Description of the task: Return only the number of lines that hold "Call".

[start of Items]

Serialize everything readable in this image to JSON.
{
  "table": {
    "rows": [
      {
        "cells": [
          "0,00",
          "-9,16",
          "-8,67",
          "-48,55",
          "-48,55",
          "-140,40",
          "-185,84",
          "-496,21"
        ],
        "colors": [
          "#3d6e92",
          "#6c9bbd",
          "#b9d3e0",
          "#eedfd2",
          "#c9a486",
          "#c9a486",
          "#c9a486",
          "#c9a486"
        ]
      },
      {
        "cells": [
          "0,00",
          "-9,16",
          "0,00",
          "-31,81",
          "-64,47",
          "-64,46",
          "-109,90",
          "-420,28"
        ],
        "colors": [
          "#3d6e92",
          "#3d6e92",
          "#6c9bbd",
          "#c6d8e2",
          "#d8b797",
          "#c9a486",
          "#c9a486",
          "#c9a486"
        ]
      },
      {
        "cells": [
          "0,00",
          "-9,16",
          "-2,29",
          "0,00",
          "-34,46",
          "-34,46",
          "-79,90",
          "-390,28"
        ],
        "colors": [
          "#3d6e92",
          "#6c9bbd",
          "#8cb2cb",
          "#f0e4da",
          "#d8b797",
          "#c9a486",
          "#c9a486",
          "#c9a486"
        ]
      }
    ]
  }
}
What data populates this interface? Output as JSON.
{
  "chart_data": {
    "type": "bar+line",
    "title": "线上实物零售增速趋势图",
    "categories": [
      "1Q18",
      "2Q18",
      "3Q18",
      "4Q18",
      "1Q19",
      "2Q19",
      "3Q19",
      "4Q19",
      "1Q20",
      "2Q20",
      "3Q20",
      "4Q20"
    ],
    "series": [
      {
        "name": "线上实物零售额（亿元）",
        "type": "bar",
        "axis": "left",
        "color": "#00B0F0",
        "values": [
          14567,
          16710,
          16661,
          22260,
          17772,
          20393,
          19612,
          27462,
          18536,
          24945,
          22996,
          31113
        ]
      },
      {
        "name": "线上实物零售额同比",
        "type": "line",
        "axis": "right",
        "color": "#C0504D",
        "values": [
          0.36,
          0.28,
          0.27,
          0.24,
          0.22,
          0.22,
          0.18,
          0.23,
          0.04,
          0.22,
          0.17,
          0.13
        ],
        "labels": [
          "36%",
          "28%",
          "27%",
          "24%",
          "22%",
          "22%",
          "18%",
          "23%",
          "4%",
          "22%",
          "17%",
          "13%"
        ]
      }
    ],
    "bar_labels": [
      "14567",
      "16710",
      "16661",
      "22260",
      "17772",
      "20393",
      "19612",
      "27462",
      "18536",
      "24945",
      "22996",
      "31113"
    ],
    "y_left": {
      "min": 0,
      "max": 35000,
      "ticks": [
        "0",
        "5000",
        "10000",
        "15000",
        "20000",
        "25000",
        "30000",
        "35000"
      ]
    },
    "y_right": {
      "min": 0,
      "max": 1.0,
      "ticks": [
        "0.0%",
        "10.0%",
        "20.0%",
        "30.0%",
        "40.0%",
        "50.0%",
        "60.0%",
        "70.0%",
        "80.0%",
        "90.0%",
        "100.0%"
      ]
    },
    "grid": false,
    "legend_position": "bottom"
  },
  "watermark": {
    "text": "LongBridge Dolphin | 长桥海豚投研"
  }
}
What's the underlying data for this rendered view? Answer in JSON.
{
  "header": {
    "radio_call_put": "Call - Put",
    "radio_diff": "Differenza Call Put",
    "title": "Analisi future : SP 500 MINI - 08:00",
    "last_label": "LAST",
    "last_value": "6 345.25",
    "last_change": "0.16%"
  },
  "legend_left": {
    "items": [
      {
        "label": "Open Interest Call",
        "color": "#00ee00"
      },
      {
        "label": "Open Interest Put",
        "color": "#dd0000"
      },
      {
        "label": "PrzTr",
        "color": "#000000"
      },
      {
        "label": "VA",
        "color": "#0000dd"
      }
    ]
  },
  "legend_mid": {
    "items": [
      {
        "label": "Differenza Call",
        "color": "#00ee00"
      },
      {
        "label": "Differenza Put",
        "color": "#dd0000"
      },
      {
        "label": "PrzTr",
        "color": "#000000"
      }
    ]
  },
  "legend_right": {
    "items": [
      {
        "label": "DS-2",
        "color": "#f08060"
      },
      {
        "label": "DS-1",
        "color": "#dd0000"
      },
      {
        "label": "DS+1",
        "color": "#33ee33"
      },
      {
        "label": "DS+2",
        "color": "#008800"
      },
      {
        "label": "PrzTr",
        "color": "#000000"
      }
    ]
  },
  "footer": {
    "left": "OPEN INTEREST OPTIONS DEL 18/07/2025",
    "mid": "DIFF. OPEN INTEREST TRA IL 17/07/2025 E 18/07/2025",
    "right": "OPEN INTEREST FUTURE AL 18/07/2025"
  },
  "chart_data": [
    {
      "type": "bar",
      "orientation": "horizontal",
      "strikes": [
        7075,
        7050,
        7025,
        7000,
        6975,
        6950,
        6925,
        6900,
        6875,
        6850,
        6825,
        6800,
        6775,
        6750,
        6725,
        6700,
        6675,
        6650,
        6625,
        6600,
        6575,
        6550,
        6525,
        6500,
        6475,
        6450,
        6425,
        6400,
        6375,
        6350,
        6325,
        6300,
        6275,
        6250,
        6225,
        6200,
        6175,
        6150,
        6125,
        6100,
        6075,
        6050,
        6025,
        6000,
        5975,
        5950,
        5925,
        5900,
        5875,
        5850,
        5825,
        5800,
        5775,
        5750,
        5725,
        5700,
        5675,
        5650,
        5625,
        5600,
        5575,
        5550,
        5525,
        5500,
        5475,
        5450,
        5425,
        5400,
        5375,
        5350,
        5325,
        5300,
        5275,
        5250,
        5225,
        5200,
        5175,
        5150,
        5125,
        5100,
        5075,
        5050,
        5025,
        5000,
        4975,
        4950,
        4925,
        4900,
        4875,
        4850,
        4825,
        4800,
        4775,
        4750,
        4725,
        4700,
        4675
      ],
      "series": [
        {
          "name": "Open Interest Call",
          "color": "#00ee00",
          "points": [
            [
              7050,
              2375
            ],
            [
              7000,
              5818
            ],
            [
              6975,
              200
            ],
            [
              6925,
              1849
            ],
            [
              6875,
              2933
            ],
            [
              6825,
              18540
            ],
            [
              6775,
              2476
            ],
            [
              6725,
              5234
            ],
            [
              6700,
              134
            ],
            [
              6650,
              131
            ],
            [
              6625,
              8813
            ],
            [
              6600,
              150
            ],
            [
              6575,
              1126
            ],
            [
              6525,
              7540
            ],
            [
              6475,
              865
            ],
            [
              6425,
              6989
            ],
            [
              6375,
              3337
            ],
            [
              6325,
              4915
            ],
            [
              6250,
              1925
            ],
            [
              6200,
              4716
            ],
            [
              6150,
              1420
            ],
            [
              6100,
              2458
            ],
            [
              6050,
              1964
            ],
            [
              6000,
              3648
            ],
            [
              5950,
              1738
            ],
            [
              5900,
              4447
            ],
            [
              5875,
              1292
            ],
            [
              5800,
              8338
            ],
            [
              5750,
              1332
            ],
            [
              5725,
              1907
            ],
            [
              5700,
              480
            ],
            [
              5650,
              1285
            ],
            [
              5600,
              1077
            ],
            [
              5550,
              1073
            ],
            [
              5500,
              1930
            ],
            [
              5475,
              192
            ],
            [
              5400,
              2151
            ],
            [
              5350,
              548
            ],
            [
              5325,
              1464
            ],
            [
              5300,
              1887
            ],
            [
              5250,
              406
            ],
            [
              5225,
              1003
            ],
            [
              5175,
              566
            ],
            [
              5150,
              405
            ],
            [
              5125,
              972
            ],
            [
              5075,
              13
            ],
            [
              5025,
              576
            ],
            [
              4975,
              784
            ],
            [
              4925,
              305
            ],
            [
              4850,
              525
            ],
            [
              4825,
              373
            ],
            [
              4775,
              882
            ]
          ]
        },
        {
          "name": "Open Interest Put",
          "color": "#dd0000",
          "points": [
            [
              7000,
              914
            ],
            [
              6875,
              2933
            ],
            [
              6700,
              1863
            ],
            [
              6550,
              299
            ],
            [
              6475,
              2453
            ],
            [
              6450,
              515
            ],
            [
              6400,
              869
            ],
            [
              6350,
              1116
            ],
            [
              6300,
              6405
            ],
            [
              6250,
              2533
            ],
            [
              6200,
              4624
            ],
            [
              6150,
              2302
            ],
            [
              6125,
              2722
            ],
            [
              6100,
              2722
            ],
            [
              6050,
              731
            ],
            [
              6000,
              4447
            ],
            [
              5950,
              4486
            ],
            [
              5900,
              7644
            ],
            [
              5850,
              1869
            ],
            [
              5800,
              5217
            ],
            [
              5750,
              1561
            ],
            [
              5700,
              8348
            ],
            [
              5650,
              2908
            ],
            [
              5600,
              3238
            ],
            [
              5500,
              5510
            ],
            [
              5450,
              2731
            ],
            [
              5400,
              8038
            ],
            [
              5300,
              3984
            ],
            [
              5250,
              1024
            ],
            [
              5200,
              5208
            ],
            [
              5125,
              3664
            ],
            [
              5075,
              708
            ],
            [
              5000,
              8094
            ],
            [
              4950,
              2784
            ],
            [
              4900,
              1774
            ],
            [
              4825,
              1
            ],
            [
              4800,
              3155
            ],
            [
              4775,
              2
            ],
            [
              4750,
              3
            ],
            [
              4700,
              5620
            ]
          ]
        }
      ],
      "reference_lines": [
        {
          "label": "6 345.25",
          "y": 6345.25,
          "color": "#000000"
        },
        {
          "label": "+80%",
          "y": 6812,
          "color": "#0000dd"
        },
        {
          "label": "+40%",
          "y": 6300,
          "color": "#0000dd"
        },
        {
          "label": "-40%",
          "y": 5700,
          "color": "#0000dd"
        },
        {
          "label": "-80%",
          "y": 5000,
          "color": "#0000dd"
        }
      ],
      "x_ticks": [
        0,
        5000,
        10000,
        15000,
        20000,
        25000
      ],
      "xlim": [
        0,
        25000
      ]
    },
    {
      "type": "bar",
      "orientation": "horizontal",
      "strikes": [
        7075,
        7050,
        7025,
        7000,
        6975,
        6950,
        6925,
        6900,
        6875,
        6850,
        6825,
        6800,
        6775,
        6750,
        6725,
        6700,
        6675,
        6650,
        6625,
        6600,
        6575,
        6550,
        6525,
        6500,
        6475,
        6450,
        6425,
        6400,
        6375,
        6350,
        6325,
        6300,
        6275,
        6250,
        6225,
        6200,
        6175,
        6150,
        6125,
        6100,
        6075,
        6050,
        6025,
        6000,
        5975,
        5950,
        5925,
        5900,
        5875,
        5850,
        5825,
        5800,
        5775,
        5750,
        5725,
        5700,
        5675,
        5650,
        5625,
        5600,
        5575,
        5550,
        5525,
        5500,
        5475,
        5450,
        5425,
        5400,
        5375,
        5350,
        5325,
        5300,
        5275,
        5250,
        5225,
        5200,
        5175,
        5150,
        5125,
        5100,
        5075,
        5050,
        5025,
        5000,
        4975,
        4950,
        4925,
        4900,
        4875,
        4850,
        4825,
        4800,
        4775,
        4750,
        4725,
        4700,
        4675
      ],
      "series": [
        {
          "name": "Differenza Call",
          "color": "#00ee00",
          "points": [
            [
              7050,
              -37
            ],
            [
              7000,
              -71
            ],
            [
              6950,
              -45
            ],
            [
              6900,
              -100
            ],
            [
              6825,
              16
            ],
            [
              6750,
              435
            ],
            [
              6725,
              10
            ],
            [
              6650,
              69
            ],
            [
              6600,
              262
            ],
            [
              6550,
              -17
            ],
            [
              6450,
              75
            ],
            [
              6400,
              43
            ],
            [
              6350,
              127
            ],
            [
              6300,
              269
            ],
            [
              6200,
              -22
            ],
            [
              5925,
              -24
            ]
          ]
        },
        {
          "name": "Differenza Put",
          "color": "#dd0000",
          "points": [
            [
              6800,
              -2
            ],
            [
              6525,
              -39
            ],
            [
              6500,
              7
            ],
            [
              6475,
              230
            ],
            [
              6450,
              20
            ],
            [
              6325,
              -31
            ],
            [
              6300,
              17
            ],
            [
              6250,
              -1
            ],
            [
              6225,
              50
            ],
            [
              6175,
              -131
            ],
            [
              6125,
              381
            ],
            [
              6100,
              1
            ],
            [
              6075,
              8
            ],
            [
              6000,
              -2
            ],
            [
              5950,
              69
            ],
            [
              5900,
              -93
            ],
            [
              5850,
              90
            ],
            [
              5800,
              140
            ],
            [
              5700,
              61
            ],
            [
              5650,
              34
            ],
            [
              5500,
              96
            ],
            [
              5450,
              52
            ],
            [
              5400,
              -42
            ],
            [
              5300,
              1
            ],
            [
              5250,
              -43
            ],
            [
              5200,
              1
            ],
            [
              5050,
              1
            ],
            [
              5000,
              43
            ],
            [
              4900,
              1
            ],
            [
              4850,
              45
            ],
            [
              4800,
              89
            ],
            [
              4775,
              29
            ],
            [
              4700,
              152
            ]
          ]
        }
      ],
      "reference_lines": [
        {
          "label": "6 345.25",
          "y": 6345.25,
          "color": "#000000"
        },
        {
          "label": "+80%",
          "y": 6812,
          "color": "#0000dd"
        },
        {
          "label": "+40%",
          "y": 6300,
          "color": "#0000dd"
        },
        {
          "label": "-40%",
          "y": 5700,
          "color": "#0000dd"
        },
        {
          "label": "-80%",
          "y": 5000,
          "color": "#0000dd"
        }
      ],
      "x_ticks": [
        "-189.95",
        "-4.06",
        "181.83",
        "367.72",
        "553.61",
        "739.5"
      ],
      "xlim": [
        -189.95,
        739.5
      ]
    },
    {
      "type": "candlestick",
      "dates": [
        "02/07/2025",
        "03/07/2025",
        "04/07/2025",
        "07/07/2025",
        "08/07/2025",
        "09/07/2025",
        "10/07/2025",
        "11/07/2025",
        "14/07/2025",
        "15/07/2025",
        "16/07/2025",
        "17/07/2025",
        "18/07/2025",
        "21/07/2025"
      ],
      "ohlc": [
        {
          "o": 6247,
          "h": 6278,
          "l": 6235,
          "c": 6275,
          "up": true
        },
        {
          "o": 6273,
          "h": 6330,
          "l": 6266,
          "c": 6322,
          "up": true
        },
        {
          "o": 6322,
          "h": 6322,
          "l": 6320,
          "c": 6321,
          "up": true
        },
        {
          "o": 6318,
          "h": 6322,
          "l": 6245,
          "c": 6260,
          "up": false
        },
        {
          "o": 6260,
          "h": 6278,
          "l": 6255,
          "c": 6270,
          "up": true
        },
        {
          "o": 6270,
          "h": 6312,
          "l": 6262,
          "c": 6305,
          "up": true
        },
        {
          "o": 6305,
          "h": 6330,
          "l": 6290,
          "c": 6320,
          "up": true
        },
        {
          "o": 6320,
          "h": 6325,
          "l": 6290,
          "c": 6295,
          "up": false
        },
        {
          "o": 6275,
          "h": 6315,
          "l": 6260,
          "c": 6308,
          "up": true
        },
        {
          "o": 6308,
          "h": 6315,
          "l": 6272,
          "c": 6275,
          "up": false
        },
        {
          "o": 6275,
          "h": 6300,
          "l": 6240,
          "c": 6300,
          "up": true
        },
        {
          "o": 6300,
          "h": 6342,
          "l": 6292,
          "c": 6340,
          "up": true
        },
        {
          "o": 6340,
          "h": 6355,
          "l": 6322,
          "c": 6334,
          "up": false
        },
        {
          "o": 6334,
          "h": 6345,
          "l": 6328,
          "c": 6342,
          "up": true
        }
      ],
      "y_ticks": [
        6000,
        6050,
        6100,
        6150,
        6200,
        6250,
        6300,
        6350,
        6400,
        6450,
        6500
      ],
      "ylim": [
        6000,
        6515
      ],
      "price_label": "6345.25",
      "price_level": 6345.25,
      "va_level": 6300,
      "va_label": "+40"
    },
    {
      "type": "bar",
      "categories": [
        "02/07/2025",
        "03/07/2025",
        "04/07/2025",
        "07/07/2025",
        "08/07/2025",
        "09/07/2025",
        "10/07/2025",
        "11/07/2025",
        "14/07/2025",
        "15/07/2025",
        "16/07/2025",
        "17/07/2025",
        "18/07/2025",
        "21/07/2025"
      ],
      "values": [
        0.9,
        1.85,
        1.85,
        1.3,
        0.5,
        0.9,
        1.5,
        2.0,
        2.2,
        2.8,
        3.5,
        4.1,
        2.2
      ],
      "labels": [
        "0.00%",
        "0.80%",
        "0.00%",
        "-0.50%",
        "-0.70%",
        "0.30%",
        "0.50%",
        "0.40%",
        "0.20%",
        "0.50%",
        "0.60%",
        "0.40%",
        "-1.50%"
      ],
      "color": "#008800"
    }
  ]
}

[end of Items]

Solution to this problem: 6